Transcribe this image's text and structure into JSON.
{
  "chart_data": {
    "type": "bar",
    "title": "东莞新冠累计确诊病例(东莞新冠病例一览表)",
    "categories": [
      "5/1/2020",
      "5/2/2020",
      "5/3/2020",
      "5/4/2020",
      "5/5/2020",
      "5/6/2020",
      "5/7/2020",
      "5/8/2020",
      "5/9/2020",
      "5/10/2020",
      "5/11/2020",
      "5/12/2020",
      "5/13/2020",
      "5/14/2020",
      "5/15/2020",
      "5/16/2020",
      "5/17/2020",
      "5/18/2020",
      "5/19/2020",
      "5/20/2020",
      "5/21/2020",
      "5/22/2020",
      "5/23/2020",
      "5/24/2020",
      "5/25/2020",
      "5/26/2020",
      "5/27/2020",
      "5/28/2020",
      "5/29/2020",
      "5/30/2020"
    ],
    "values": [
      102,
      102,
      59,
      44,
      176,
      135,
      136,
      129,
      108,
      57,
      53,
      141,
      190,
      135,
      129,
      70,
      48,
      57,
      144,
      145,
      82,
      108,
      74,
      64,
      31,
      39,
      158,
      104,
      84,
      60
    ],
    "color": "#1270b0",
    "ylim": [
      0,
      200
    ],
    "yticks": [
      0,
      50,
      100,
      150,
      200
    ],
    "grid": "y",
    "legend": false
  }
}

● **What you should do**
Reproduce the full set of records precisely.

● **Problem solution**
Transcribe this image's text and structure into JSON.
{
  "chart_data": {
    "type": "bar",
    "title": "东莞新冠累计确诊病例(东莞新冠病例一览表)",
    "categories": [
      "5/1/2020",
      "5/2/2020",
      "5/3/2020",
      "5/4/2020",
      "5/5/2020",
      "5/6/2020",
      "5/7/2020",
      "5/8/2020",
      "5/9/2020",
      "5/10/2020",
      "5/11/2020",
      "5/12/2020",
      "5/13/2020",
      "5/14/2020",
      "5/15/2020",
      "5/16/2020",
      "5/17/2020",
      "5/18/2020",
      "5/19/2020",
      "5/20/2020",
      "5/21/2020",
      "5/22/2020",
      "5/23/2020",
      "5/24/2020",
      "5/25/2020",
      "5/26/2020",
      "5/27/2020",
      "5/28/2020",
      "5/29/2020",
      "5/30/2020"
    ],
    "values": [
      102,
      102,
      59,
      44,
      176,
      135,
      136,
      129,
      108,
      57,
      53,
      141,
      190,
      135,
      129,
      70,
      48,
      57,
      144,
      145,
      82,
      108,
      74,
      64,
      31,
      39,
      158,
      104,
      84,
      60
    ],
    "color": "#1270b0",
    "ylim": [
      0,
      200
    ],
    "yticks": [
      0,
      50,
      100,
      150,
      200
    ],
    "grid": "y",
    "legend": false
  }
}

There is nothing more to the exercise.